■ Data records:
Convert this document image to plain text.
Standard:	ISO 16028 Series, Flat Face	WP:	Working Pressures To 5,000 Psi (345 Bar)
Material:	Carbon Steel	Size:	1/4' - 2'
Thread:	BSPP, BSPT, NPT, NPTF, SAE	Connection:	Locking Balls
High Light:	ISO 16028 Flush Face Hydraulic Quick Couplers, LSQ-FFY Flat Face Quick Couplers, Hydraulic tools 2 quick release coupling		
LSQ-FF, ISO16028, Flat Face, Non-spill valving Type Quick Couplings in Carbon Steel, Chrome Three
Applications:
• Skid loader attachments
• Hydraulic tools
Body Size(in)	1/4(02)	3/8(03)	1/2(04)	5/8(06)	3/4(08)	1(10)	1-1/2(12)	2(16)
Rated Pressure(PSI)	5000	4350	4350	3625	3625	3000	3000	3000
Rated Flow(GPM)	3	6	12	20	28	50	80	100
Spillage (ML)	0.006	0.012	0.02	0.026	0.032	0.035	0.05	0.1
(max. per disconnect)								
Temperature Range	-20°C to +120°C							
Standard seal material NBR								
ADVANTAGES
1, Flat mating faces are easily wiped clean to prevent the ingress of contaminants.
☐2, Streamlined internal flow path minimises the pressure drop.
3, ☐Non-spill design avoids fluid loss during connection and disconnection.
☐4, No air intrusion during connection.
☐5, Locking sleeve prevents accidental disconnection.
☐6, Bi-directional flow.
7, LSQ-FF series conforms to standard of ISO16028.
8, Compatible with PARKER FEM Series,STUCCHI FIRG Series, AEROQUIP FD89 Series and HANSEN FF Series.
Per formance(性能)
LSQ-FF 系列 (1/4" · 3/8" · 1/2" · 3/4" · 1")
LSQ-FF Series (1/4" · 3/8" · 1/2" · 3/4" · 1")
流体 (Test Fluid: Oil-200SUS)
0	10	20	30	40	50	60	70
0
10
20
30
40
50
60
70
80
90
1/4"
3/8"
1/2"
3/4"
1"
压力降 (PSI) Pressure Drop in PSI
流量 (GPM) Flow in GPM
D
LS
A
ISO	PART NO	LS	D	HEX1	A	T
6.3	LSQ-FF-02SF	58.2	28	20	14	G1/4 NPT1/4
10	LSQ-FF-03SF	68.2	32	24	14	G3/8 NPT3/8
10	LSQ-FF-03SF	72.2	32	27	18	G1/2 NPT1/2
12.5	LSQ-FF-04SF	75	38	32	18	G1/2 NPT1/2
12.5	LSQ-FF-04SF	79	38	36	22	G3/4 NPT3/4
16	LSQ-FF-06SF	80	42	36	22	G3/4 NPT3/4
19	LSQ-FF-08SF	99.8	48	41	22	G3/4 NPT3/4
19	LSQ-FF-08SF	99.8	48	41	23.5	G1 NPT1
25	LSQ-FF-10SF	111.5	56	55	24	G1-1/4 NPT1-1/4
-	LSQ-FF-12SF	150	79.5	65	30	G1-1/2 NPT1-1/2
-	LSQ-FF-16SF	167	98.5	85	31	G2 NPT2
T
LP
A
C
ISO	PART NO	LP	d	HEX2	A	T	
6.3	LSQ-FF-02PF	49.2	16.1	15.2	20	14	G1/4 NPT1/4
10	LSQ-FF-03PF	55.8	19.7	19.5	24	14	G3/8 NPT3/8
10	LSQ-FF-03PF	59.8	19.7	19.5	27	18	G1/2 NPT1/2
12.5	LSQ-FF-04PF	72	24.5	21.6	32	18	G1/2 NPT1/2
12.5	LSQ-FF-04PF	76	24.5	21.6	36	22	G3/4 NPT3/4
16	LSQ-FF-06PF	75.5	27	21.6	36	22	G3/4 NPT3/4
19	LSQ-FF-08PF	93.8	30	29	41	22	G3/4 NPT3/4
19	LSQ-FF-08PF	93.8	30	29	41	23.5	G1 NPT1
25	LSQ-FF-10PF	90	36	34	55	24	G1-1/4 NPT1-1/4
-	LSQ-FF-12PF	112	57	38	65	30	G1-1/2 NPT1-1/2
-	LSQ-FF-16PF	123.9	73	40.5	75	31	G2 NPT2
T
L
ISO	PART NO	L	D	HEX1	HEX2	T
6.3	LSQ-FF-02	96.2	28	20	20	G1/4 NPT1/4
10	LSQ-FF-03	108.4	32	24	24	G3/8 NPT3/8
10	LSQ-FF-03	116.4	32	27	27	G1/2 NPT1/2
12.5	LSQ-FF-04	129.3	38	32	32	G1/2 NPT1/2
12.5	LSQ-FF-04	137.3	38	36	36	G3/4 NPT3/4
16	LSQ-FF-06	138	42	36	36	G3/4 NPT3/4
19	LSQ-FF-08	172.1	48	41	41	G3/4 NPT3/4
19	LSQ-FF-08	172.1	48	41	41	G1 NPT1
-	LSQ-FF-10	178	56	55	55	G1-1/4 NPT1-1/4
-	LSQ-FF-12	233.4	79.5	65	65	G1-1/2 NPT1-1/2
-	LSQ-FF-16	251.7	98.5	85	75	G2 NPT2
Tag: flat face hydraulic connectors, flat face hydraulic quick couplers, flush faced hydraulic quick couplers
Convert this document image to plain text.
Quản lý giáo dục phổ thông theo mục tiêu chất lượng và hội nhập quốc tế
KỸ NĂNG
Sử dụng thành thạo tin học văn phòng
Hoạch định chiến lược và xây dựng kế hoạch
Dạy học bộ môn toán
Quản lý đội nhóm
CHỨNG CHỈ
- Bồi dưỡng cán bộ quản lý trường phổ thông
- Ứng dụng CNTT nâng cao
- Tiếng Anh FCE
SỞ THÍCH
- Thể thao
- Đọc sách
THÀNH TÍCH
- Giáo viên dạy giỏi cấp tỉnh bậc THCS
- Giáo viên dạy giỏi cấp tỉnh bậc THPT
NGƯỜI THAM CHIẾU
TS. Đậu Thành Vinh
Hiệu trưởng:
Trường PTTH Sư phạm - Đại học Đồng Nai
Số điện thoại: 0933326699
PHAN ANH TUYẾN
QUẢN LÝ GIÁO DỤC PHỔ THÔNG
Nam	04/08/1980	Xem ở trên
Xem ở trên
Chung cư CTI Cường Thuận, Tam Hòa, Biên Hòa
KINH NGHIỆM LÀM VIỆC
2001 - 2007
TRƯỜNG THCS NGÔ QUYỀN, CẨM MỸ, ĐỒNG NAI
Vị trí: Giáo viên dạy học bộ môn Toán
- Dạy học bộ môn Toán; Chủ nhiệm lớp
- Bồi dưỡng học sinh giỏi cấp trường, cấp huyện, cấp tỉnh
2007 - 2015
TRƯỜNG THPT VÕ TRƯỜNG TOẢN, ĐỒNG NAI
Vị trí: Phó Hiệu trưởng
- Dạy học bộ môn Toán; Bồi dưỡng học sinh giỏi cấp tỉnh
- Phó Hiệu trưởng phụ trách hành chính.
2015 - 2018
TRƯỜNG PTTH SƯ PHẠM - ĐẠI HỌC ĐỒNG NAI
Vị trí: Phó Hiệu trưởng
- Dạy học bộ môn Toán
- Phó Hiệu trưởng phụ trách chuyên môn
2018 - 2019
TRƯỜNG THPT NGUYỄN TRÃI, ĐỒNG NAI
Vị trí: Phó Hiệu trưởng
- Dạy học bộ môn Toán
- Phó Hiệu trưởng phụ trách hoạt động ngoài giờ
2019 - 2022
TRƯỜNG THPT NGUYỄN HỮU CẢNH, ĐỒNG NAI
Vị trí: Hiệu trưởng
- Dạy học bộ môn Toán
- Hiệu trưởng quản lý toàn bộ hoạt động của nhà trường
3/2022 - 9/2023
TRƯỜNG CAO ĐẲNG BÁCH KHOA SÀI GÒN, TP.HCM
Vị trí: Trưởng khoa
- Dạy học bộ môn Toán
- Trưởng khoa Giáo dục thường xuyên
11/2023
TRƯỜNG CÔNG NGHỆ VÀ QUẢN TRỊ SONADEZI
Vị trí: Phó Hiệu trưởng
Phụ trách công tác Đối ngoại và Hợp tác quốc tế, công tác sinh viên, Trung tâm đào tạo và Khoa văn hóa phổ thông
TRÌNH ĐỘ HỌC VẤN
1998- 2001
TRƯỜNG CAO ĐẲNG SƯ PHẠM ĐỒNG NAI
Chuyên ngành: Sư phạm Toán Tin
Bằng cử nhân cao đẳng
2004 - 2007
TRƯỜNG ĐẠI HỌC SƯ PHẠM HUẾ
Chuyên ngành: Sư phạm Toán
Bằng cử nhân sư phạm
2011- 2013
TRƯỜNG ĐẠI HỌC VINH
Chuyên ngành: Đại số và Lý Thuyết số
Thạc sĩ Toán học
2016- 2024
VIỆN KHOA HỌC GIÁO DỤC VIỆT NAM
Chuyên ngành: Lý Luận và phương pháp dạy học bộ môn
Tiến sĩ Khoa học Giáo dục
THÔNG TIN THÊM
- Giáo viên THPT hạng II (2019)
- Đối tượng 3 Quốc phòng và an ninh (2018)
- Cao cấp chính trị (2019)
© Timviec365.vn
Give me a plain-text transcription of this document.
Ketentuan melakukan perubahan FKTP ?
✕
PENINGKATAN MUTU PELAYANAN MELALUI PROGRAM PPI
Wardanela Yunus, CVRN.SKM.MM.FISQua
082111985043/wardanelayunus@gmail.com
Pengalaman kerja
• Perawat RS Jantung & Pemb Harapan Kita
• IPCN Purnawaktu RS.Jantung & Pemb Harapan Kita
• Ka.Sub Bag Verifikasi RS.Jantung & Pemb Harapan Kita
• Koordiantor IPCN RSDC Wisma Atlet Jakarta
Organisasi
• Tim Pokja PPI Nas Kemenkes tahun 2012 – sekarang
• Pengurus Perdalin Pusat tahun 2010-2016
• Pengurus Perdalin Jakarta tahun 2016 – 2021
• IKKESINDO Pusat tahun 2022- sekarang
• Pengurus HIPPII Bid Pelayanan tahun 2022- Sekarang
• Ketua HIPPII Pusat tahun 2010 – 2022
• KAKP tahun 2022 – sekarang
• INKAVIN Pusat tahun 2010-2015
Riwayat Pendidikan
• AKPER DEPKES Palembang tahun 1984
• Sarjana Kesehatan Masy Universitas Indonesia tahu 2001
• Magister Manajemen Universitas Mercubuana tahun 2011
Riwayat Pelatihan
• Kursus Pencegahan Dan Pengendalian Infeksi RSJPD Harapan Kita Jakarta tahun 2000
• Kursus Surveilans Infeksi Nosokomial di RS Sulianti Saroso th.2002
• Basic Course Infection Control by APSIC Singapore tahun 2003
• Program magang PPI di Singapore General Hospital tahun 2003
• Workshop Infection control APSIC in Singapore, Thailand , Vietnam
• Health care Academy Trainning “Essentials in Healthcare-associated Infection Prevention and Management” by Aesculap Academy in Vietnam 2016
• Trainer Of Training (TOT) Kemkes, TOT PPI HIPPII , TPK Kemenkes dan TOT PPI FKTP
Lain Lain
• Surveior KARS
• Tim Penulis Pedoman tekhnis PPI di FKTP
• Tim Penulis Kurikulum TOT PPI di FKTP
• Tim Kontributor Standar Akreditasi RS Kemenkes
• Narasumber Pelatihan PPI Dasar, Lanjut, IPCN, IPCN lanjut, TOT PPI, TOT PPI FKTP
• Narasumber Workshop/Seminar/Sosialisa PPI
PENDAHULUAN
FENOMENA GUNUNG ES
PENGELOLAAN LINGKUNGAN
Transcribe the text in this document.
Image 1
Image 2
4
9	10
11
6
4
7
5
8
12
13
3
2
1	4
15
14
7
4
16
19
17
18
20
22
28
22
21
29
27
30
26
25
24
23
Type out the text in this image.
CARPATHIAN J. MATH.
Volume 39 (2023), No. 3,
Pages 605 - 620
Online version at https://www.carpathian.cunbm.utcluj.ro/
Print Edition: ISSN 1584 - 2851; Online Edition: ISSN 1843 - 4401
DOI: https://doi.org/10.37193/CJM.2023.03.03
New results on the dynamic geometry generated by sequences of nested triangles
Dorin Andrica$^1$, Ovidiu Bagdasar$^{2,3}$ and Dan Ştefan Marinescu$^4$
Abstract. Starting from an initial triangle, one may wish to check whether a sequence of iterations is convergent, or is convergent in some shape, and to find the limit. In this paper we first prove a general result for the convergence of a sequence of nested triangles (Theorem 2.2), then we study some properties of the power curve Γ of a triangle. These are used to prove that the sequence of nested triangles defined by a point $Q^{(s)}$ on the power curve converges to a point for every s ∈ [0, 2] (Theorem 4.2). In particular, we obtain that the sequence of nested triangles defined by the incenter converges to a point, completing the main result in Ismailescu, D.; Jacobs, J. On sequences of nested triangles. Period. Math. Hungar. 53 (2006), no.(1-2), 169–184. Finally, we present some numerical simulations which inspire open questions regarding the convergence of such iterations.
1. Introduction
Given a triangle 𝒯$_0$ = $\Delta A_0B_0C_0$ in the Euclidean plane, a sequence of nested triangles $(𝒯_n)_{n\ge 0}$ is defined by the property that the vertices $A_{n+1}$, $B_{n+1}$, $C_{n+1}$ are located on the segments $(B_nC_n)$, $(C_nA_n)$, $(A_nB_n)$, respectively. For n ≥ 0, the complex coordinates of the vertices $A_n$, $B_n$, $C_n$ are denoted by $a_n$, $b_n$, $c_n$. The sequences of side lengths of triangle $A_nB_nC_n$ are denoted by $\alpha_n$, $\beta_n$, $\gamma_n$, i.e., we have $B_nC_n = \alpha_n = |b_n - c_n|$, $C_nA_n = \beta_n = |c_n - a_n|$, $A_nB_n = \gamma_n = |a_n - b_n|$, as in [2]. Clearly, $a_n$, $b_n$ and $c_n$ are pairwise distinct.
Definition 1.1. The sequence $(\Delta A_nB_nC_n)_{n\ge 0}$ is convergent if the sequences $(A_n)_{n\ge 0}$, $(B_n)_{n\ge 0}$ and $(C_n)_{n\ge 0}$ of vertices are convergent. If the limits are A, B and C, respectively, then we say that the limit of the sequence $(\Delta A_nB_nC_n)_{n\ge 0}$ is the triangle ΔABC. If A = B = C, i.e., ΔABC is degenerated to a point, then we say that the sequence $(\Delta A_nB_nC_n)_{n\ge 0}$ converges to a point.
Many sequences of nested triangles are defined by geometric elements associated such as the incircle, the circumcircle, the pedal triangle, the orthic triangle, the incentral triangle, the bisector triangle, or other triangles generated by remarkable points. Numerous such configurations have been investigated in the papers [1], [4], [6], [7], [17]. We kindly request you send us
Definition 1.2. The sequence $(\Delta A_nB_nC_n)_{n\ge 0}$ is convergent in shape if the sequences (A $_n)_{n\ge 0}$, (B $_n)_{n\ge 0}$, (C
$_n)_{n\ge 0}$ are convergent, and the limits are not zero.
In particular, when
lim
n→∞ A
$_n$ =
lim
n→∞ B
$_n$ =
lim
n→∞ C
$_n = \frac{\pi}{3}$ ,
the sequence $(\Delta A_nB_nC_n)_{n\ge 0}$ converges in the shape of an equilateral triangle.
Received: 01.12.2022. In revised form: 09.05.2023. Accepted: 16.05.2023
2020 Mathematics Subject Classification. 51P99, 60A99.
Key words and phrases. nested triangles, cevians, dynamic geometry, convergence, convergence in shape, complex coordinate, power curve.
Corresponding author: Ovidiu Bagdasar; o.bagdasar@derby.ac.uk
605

■ Description of the task: For the listing above, identify each line bearing "THCS".

■ Answer for this exercise:
- Giáo viên dạy giỏi cấp tỉnh bậc THCS
TRƯỜNG THCS NGÔ QUYỀN, CẨM MỸ, ĐỒNG NAI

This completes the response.